**AIM**
Every line with the word "Capacitive" in it should be extracted from the data that follows.

**INPUT RECORDS**
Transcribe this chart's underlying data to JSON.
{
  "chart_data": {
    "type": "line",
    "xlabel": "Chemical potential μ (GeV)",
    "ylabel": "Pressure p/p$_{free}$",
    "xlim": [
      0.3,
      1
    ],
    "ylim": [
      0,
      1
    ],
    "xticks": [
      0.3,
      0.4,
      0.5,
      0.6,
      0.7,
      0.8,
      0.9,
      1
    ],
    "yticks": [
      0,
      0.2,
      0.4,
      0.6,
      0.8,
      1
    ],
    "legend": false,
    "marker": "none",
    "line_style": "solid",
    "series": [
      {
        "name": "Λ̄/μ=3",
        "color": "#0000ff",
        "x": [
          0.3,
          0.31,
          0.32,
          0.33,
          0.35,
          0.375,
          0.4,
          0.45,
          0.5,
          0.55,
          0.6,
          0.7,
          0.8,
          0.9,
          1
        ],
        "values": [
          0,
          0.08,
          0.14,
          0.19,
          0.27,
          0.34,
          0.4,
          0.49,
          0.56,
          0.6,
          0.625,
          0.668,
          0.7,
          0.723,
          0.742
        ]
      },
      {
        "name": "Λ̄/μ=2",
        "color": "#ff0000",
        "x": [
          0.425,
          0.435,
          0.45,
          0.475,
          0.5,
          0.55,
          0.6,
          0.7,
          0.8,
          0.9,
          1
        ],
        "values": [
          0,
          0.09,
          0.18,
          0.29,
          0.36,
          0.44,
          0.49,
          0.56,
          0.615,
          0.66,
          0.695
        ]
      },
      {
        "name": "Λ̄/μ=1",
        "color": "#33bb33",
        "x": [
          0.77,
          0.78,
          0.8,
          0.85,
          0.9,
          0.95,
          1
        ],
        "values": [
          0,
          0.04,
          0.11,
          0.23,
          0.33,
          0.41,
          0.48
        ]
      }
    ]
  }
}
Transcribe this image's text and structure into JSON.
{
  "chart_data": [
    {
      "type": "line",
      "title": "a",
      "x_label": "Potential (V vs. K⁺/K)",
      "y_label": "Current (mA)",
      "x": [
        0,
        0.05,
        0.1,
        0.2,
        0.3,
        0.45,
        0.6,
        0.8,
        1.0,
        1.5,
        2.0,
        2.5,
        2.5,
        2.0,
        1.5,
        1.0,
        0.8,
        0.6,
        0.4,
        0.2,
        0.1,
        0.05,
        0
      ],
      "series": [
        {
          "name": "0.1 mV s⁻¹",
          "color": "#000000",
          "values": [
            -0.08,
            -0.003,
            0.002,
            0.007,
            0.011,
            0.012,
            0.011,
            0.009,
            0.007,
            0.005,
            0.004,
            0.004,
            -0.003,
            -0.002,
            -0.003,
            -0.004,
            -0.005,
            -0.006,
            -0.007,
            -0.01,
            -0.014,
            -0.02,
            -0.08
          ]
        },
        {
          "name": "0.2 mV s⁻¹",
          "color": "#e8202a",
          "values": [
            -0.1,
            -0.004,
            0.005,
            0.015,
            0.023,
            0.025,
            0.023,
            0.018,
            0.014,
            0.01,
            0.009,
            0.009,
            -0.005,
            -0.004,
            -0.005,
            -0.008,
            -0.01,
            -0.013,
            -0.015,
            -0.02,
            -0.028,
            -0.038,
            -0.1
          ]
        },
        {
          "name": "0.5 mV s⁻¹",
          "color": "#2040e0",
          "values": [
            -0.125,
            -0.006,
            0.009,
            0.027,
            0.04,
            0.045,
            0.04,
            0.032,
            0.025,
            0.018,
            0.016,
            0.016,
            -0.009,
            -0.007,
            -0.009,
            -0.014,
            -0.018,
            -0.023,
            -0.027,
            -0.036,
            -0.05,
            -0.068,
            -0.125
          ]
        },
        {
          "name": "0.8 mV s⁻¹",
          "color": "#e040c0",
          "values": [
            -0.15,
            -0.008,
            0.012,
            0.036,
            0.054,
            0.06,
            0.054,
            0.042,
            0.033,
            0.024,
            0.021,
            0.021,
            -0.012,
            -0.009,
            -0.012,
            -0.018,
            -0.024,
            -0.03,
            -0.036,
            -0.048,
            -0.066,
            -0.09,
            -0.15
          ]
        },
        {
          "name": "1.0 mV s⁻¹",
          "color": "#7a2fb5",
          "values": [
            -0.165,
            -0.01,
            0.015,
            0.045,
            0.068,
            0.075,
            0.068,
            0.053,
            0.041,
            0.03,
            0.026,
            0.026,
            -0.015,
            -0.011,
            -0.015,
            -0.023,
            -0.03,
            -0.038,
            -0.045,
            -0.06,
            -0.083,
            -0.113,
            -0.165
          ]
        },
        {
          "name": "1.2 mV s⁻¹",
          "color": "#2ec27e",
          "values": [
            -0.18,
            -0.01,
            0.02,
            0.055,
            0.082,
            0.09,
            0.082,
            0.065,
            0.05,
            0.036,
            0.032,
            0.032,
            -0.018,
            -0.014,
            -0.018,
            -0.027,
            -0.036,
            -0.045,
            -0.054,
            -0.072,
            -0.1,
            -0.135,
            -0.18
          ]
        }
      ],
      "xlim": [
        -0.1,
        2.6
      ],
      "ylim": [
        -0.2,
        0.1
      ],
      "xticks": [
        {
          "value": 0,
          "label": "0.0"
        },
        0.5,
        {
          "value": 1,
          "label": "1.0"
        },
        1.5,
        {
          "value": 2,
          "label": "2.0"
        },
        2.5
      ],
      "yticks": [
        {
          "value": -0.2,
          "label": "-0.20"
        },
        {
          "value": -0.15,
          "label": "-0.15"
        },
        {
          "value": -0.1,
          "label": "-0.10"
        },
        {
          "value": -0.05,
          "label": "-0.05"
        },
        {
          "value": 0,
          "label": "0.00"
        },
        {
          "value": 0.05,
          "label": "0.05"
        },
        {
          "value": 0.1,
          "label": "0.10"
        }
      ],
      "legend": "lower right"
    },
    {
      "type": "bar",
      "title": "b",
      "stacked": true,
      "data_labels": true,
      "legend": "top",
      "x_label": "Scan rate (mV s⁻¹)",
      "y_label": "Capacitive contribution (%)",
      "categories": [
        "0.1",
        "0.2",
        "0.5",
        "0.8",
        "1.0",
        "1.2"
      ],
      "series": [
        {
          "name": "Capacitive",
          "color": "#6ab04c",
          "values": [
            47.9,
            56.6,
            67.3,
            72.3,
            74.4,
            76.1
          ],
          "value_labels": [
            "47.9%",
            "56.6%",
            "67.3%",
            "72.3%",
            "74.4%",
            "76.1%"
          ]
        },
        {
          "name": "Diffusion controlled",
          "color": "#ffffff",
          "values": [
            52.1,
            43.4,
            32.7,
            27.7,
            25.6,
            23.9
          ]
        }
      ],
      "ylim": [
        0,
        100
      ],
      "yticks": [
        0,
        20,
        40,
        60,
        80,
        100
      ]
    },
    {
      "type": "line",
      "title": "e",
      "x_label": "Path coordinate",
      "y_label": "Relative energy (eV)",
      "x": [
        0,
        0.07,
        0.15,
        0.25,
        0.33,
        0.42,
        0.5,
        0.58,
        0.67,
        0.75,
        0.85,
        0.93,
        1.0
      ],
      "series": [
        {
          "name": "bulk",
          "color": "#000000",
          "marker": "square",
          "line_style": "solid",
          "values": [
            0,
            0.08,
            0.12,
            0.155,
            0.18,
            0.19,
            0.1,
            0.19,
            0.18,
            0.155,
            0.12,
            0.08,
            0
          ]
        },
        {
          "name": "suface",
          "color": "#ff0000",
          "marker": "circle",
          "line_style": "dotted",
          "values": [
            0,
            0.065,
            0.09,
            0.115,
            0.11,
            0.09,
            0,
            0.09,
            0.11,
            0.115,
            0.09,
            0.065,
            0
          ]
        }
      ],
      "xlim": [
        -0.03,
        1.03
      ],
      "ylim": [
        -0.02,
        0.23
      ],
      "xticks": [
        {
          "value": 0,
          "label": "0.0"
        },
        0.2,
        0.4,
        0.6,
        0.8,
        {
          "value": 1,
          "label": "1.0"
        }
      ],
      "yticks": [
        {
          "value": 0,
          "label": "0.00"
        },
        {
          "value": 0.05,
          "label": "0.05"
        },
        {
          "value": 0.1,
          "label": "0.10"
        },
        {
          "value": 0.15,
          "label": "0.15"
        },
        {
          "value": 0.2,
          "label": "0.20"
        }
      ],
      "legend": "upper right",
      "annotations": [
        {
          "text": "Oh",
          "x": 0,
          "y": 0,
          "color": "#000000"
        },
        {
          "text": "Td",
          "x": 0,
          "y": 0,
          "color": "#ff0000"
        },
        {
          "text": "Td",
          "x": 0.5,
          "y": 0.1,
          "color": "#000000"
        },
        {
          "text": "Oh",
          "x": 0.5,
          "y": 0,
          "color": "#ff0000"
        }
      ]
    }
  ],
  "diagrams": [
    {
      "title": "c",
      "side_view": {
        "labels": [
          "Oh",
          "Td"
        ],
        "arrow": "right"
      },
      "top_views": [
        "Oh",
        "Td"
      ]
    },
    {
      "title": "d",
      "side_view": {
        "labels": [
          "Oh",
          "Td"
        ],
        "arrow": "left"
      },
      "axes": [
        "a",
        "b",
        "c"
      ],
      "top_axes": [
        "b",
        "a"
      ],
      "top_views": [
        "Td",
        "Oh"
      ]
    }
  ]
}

**OUTPUT**
      "y_label": "Capacitive contribution (%)",
          "name": "Capacitive",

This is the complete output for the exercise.